They're only looking at the end pipeline. I'm not sold on the discounting of runt frames, as the way the game feels is much more dependent on the FRAPS data towards the beginning of the pipeline. What they are testing is basically what the monitor is getting, which is not totally indicative of what the engine is doing, and as a result, how the game feels and is perceived.
 
Agreed, they were one of my go-to websites, and I was getting a bit sad to see them not including frame latency data as the primary metric in their reviews. Glad to see them coming around.

They're one of those websites that I just expect 100% professionalism out of. No silly expose, tightly controlled variables, and always fair reviews.
Their description of the problem is the first one I've seen that's made 100% sense without getting overly technical (with the diagram of the frames and how the nVidia cards are evenly timed where the ATI ones aren't). That 30 minute video on PC... whatever, nowhere near as concise as the G3D one.

It's also an awesome site because the creators of both MSI Afterburner, RadeonPro AND SweetFX frequent there. I actually just read that AMD have sent Japamd (creator of RadeonPro) three LCD screens so he can play with/test Eyefinity and RP. Pretty neat.
 
I can definitely tell the difference between 30fps and 60fps, and my BF3 experience doesn't line up with their conclusions. That would indicate a severe 7xxx specific driver issue, or a problem with their methodology. I would like to see them test AMD GPUs from a different series, and test the same card with updated drivers.

Ah, I missed that last quote. Yeah, it would be interesting to see if the problem translates to older series.
__________________________________________________
-- Exercise requirements --
**A)** In the forum discussion about frame latency testing, what did AMD send to Japamd, the creator of RadeonPro?
**B)** Shorten the paragraph of the frame latency discussion that begins "It's also an awesome site" into a bulleted list that keeps its main facts.
**C)** Continue the forum discussion about frame latency testing from its last reply.
The listing has nothing to do with this.
__________________________________________________
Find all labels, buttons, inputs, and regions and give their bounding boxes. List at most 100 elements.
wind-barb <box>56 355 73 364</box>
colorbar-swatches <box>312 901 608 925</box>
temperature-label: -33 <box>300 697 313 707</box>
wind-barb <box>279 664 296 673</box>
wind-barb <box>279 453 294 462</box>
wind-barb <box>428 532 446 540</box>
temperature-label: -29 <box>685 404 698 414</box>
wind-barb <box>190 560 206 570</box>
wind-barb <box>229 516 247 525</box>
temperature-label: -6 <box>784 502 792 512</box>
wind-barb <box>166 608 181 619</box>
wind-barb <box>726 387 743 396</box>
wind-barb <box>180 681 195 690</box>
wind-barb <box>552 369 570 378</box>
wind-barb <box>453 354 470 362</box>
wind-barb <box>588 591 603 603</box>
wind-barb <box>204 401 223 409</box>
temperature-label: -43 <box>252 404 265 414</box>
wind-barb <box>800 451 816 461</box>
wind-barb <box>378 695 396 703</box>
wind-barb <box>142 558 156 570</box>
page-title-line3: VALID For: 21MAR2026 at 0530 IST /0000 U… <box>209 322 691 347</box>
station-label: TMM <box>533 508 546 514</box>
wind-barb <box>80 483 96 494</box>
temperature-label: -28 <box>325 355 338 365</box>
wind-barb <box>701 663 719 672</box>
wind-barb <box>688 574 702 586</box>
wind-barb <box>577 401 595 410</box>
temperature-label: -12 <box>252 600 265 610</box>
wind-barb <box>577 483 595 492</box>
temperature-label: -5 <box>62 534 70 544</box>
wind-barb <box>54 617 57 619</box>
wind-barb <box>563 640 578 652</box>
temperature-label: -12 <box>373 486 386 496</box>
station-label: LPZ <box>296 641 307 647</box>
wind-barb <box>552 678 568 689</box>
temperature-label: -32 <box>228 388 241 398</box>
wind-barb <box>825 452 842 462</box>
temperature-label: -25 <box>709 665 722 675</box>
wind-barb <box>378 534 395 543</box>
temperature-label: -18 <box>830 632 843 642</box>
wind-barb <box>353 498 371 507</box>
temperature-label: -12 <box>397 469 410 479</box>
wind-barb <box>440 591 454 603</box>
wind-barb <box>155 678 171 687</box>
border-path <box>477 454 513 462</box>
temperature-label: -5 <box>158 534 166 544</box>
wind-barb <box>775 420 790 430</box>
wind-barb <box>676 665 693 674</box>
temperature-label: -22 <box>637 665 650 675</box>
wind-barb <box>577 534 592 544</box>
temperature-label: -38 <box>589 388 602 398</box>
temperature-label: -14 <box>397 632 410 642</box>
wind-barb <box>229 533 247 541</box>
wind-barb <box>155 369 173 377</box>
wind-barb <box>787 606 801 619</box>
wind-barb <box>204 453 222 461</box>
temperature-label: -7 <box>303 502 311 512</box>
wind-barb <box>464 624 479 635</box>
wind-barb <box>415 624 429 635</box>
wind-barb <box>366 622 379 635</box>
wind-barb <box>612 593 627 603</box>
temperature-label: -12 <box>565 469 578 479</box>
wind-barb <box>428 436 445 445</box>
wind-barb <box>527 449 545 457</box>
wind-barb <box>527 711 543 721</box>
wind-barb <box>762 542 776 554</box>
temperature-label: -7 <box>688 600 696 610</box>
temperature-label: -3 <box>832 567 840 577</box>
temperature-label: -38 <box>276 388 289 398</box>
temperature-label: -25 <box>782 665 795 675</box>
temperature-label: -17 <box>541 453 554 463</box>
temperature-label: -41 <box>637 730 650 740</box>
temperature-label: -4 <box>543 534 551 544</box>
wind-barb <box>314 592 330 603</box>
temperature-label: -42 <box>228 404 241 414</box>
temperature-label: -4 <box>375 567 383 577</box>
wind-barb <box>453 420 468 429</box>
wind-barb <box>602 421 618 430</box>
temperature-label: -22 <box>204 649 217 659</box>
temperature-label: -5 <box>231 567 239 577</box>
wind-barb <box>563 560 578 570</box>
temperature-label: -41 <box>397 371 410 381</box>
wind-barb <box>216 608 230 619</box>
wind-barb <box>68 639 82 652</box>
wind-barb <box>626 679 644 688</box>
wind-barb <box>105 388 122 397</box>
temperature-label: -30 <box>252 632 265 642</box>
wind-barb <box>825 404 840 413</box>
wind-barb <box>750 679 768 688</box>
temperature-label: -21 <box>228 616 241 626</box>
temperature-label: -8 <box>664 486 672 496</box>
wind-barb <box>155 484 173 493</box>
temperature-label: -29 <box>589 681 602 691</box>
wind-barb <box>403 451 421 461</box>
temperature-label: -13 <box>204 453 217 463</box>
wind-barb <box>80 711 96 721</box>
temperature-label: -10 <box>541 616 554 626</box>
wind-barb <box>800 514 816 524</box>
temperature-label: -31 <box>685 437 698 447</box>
__________________________________________________
-- Responses to the tasks --
**A)** Three LCD screens.

**B)**
- The creators of MSI Afterburner, RadeonPro and SweetFX all frequent the site.
- AMD sent Japamd, the creator of RadeonPro, three LCD screens so he can test Eyefinity and RadeonPro.

**C)**
They're only looking at the end pipeline. I'm not sold on the discounting of runt frames, as the way the game feels is much more dependent on the FRAPS data towards the beginning of the pipeline. What they are testing is basically what the monitor is getting, which is not totally indicative of what the engine is doing, and as a result, how the game feels and is perceived.

That's a good point. Even though the game looks like it's running at 30fps, it would still have input latency more like a 60fps game.

That raises an interesting question: are there any games/engines that detach the simulation speed from the rendering speed? Could you have a game that simulates at 200fps but only sends data to the GPU at 60fps?
 
That is theoretically what the Lucid Virtu MVP does. Vsync'd with 16.7ms frame times, but every frame is still being rendered.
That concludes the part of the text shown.